Material >>
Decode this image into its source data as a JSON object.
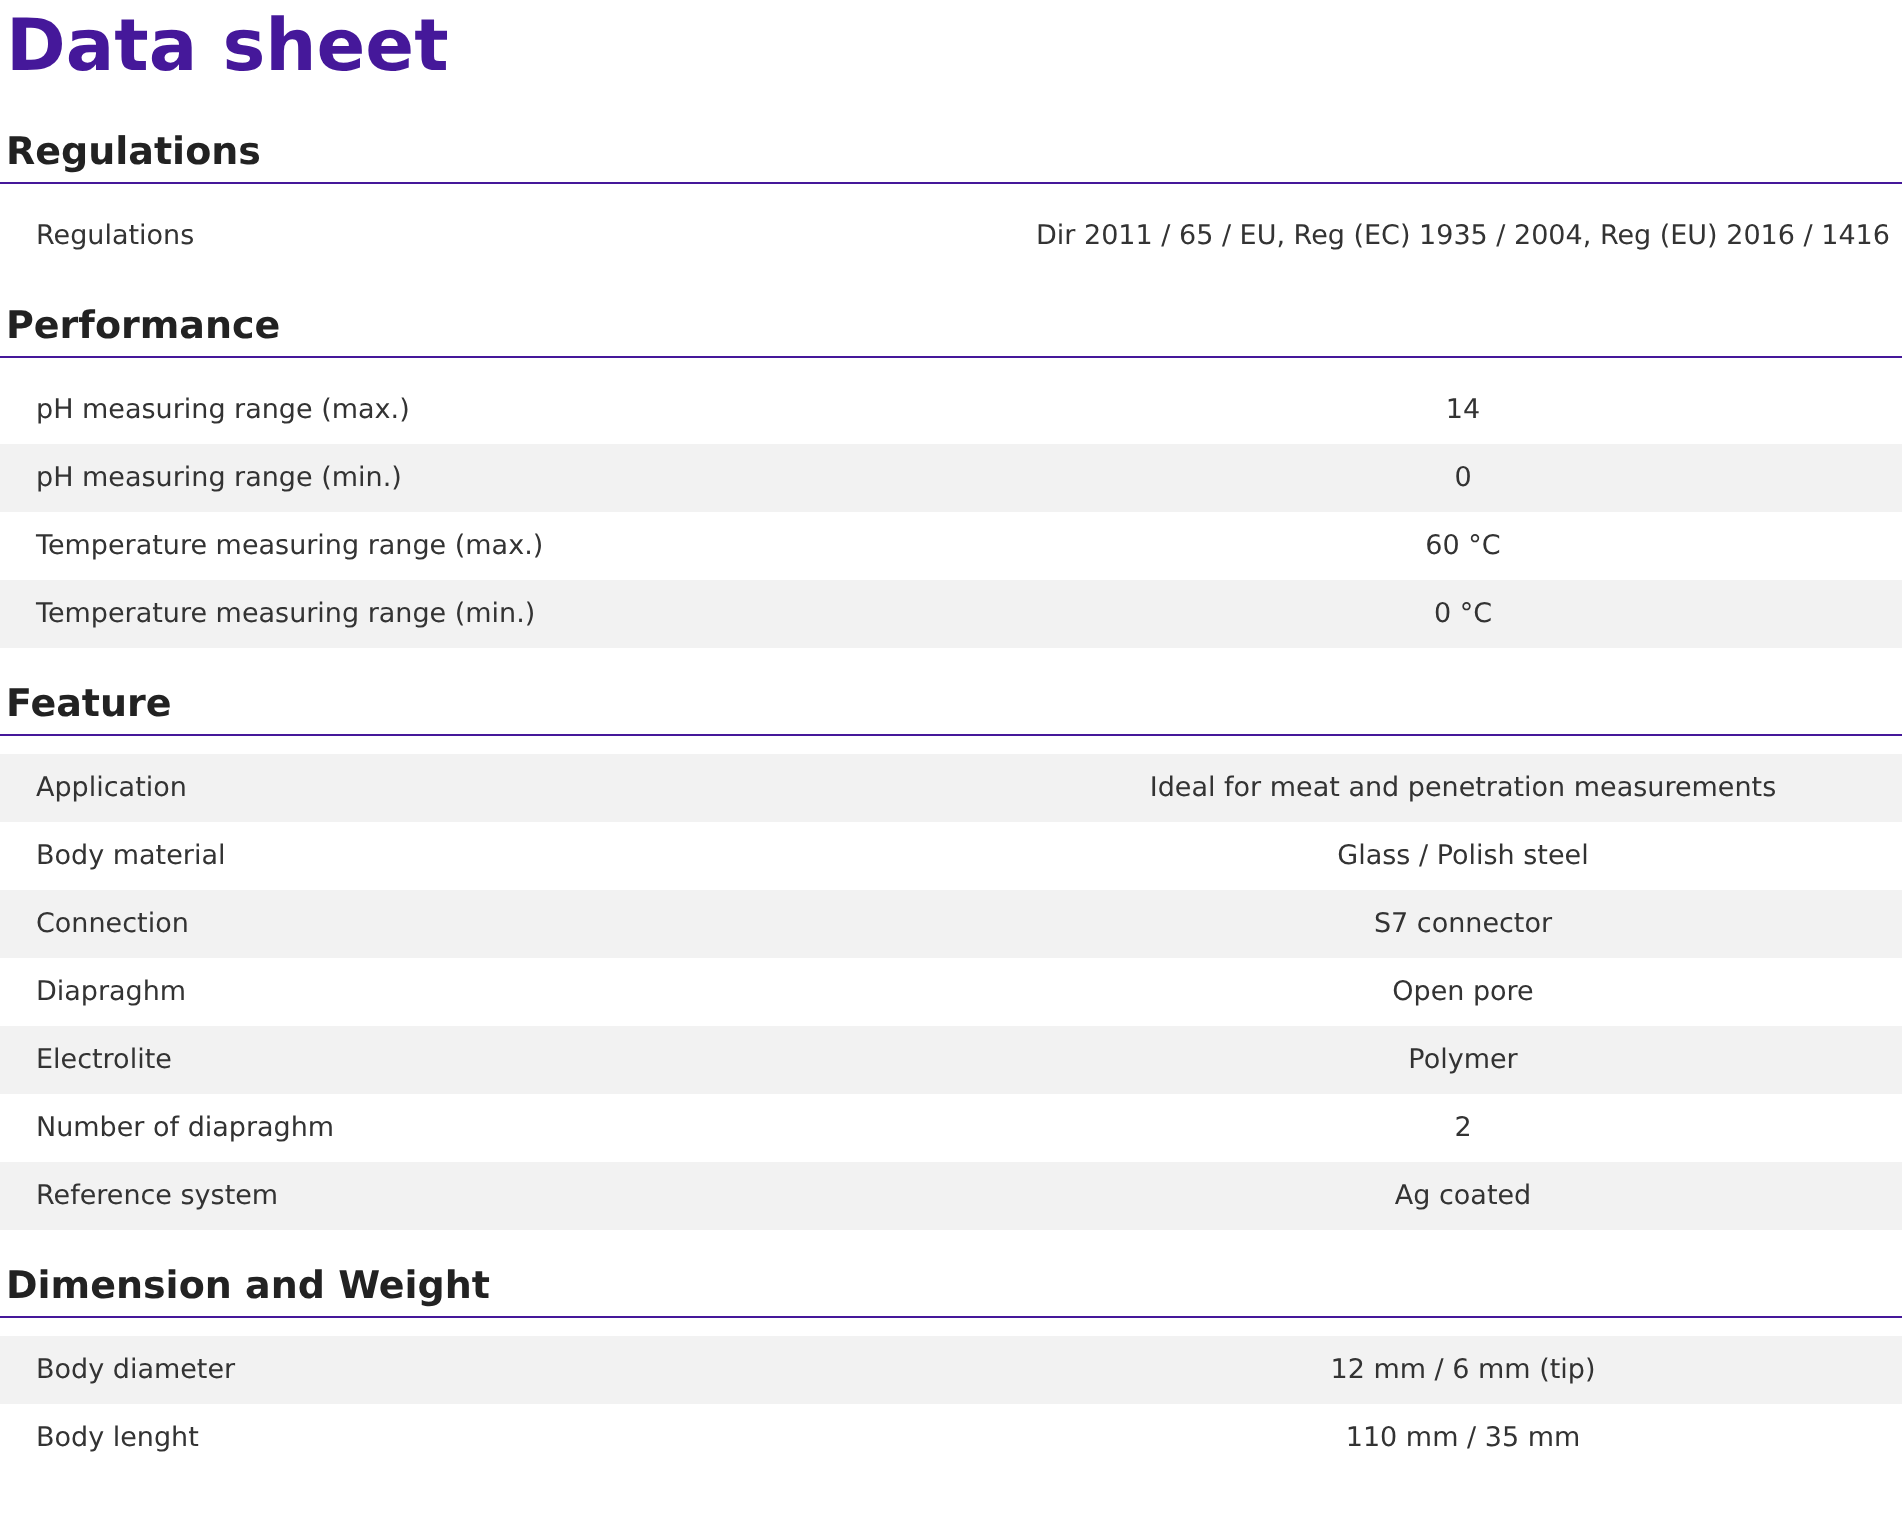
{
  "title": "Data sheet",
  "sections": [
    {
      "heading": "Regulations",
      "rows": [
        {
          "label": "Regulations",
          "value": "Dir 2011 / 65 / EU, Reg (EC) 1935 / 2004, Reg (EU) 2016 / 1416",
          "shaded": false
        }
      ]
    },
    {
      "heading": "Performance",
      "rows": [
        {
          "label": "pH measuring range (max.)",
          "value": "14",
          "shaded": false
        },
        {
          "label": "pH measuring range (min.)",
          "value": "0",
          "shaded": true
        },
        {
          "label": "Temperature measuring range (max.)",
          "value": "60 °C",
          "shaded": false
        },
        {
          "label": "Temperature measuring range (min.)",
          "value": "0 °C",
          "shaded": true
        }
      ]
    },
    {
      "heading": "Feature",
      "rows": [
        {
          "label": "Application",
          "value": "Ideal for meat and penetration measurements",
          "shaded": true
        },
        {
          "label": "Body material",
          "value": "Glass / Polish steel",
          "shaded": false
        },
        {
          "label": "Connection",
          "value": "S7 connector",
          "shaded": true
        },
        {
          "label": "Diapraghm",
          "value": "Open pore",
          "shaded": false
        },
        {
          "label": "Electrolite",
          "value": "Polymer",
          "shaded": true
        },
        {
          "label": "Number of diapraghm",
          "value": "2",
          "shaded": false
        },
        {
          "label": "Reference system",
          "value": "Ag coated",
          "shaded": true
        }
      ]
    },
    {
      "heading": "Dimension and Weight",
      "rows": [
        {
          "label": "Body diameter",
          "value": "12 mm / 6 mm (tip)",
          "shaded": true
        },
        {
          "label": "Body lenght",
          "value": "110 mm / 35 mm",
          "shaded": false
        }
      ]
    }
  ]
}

--

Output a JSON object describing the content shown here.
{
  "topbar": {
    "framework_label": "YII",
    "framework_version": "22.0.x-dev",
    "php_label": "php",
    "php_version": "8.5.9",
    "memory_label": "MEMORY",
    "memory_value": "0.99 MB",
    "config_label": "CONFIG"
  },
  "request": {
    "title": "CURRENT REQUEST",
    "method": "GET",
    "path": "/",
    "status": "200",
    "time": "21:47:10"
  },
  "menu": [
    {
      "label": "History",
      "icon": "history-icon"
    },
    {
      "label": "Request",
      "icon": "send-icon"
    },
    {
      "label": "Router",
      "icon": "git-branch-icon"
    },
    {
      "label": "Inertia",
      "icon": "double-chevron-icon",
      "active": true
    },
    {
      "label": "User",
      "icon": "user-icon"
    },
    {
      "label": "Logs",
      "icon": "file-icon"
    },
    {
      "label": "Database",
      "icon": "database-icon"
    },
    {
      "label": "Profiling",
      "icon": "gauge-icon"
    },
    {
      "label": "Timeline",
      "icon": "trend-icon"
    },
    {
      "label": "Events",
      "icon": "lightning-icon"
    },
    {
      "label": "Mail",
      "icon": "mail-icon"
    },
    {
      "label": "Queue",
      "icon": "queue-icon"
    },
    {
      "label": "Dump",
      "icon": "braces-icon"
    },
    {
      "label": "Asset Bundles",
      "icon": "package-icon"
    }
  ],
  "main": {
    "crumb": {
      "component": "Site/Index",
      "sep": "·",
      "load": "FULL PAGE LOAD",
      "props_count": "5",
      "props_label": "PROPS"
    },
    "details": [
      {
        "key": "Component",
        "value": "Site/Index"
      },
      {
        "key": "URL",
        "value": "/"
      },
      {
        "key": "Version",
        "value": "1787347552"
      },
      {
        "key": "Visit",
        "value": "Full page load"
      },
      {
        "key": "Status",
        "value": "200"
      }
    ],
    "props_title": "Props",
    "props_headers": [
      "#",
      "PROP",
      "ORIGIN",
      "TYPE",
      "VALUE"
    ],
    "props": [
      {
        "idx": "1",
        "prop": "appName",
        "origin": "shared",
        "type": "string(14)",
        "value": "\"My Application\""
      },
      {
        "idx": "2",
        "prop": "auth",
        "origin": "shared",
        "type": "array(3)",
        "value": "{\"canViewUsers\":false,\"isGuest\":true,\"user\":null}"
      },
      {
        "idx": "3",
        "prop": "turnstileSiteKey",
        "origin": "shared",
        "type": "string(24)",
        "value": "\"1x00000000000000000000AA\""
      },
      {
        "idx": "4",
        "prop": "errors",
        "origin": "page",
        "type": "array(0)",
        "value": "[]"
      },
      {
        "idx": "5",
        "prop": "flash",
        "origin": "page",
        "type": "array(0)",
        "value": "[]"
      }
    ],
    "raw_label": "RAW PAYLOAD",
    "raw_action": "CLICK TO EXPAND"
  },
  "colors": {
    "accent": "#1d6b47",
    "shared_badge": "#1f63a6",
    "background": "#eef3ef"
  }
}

Exercise instructions >> From the entries above, extract each line containing "Temperature".

Worked answer >>
          "label": "Temperature measuring range (max.)",
          "label": "Temperature measuring range (min.)",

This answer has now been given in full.